▸ **TO DO**: Pictures do not belong in the copy. Return all of the entries exactly.

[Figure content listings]
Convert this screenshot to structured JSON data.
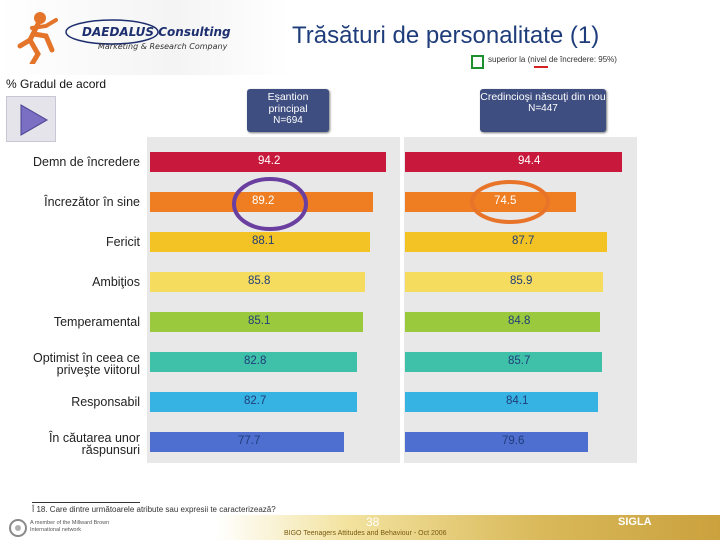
{
  "header": {
    "brand_name": "DAEDALUS Consulting",
    "brand_tagline": "Marketing & Research Company",
    "title": "Trăsături de personalitate (1)",
    "significance_note": "superior la (nivel de încredere: 95%)"
  },
  "measure_label": "% Gradul de acord",
  "icons": {
    "play": "play-triangle-icon",
    "runner": "runner-logo-icon",
    "significance_box": "green-square-icon",
    "network_logo": "network-logo-icon"
  },
  "colors": {
    "header_box": "#3e4e80",
    "highlight_circle_left": "#6b3fa0",
    "highlight_circle_right": "#e8742a",
    "significance_box": "#1c8f2e",
    "significance_mark": "#d42020"
  },
  "chart_data": {
    "type": "bar",
    "orientation": "horizontal",
    "categories": [
      "Demn de încredere",
      "Încrezător în sine",
      "Fericit",
      "Ambiţios",
      "Temperamental",
      "Optimist în ceea ce priveşte viitorul",
      "Responsabil",
      "În căutarea unor răspunsuri"
    ],
    "category_colors": [
      "#c8193c",
      "#ef7d22",
      "#f3c326",
      "#f5dc5f",
      "#9bc93e",
      "#3fc0a9",
      "#37b3e3",
      "#4f6fd0"
    ],
    "series": [
      {
        "name": "Eşantion principal",
        "sample": "N=694",
        "values": [
          94.2,
          89.2,
          88.1,
          85.8,
          85.1,
          82.8,
          82.7,
          77.7
        ],
        "value_labels": [
          "94.2",
          "89.2",
          "88.1",
          "85.8",
          "85.1",
          "82.8",
          "82.7",
          "77.7"
        ]
      },
      {
        "name": "Credincioşi născuţi din nou",
        "sample": "N=447",
        "values": [
          94.4,
          74.5,
          87.7,
          85.9,
          84.8,
          85.7,
          84.1,
          79.6
        ],
        "value_labels": [
          "94.4",
          "74.5",
          "87.7",
          "85.9",
          "84.8",
          "85.7",
          "84.1",
          "79.6"
        ]
      }
    ],
    "highlighted": [
      {
        "series": 0,
        "category": 1
      },
      {
        "series": 1,
        "category": 1
      }
    ],
    "xlim": [
      0,
      100
    ],
    "grid": false,
    "legend": "none"
  },
  "footnote": "Î 18. Care dintre următoarele atribute sau expresii te caracterizează?",
  "footer": {
    "page_number": "38",
    "study": "BIGO Teenagers Attitudes and Behaviour - Oct 2006",
    "network": "A member of the Millward Brown International network",
    "brand_right": "SIGLA"
  }
}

▸ **EXERCISE RESPONSE**:
Convert this screenshot to structured JSON data.
{
  "header": {
    "brand_name": "DAEDALUS Consulting",
    "brand_tagline": "Marketing & Research Company",
    "title": "Trăsături de personalitate (1)",
    "significance_note": "superior la (nivel de încredere: 95%)"
  },
  "measure_label": "% Gradul de acord",
  "icons": {
    "play": "play-triangle-icon",
    "runner": "runner-logo-icon",
    "significance_box": "green-square-icon",
    "network_logo": "network-logo-icon"
  },
  "colors": {
    "header_box": "#3e4e80",
    "highlight_circle_left": "#6b3fa0",
    "highlight_circle_right": "#e8742a",
    "significance_box": "#1c8f2e",
    "significance_mark": "#d42020"
  },
  "chart_data": {
    "type": "bar",
    "orientation": "horizontal",
    "categories": [
      "Demn de încredere",
      "Încrezător în sine",
      "Fericit",
      "Ambiţios",
      "Temperamental",
      "Optimist în ceea ce priveşte viitorul",
      "Responsabil",
      "În căutarea unor răspunsuri"
    ],
    "category_colors": [
      "#c8193c",
      "#ef7d22",
      "#f3c326",
      "#f5dc5f",
      "#9bc93e",
      "#3fc0a9",
      "#37b3e3",
      "#4f6fd0"
    ],
    "series": [
      {
        "name": "Eşantion principal",
        "sample": "N=694",
        "values": [
          94.2,
          89.2,
          88.1,
          85.8,
          85.1,
          82.8,
          82.7,
          77.7
        ],
        "value_labels": [
          "94.2",
          "89.2",
          "88.1",
          "85.8",
          "85.1",
          "82.8",
          "82.7",
          "77.7"
        ]
      },
      {
        "name": "Credincioşi născuţi din nou",
        "sample": "N=447",
        "values": [
          94.4,
          74.5,
          87.7,
          85.9,
          84.8,
          85.7,
          84.1,
          79.6
        ],
        "value_labels": [
          "94.4",
          "74.5",
          "87.7",
          "85.9",
          "84.8",
          "85.7",
          "84.1",
          "79.6"
        ]
      }
    ],
    "highlighted": [
      {
        "series": 0,
        "category": 1
      },
      {
        "series": 1,
        "category": 1
      }
    ],
    "xlim": [
      0,
      100
    ],
    "grid": false,
    "legend": "none"
  },
  "footnote": "Î 18. Care dintre următoarele atribute sau expresii te caracterizează?",
  "footer": {
    "page_number": "38",
    "study": "BIGO Teenagers Attitudes and Behaviour - Oct 2006",
    "network": "A member of the Millward Brown International network",
    "brand_right": "SIGLA"
  }
}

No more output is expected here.